EXERCISE DIRECTIONS
Entries follow. Set all of them down as they stand.

EXERCISE MATERIALS
--- Start ---
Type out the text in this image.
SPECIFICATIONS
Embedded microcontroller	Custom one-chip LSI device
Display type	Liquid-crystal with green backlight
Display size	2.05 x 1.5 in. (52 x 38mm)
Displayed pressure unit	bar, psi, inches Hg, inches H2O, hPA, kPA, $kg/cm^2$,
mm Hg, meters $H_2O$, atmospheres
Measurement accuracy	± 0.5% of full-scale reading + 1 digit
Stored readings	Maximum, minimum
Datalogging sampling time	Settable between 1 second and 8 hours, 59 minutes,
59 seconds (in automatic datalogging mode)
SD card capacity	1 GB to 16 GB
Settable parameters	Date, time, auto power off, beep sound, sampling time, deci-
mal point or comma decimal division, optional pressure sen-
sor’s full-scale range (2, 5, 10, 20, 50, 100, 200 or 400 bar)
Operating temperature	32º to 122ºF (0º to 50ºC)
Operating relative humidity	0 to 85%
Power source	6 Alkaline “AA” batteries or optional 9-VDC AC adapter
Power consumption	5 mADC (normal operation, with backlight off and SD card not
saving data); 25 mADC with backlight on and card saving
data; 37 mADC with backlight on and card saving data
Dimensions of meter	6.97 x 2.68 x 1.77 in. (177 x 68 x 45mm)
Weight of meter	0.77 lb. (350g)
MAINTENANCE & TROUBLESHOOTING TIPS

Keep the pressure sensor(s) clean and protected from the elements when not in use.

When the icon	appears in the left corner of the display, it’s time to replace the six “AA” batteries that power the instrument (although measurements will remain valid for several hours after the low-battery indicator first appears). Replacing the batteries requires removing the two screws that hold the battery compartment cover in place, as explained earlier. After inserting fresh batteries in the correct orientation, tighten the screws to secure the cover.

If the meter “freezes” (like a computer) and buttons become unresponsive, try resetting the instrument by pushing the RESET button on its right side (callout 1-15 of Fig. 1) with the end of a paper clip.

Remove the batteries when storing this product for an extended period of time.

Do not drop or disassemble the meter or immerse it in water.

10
--- End ---
EXPECTED ANSWER
Type out the text in this image.
SPECIFICATIONS
Embedded microcontroller	Custom one-chip LSI device
Display type	Liquid-crystal with green backlight
Display size	2.05 x 1.5 in. (52 x 38mm)
Displayed pressure unit	bar, psi, inches Hg, inches H2O, hPA, kPA, $kg/cm^2$,
mm Hg, meters $H_2O$, atmospheres
Measurement accuracy	± 0.5% of full-scale reading + 1 digit
Stored readings	Maximum, minimum
Datalogging sampling time	Settable between 1 second and 8 hours, 59 minutes,
59 seconds (in automatic datalogging mode)
SD card capacity	1 GB to 16 GB
Settable parameters	Date, time, auto power off, beep sound, sampling time, deci-
mal point or comma decimal division, optional pressure sen-
sor’s full-scale range (2, 5, 10, 20, 50, 100, 200 or 400 bar)
Operating temperature	32º to 122ºF (0º to 50ºC)
Operating relative humidity	0 to 85%
Power source	6 Alkaline “AA” batteries or optional 9-VDC AC adapter
Power consumption	5 mADC (normal operation, with backlight off and SD card not
saving data); 25 mADC with backlight on and card saving
data; 37 mADC with backlight on and card saving data
Dimensions of meter	6.97 x 2.68 x 1.77 in. (177 x 68 x 45mm)
Weight of meter	0.77 lb. (350g)
MAINTENANCE & TROUBLESHOOTING TIPS

Keep the pressure sensor(s) clean and protected from the elements when not in use.

When the icon	appears in the left corner of the display, it’s time to replace the six “AA” batteries that power the instrument (although measurements will remain valid for several hours after the low-battery indicator first appears). Replacing the batteries requires removing the two screws that hold the battery compartment cover in place, as explained earlier. After inserting fresh batteries in the correct orientation, tighten the screws to secure the cover.

If the meter “freezes” (like a computer) and buttons become unresponsive, try resetting the instrument by pushing the RESET button on its right side (callout 1-15 of Fig. 1) with the end of a paper clip.

Remove the batteries when storing this product for an extended period of time.

Do not drop or disassemble the meter or immerse it in water.

10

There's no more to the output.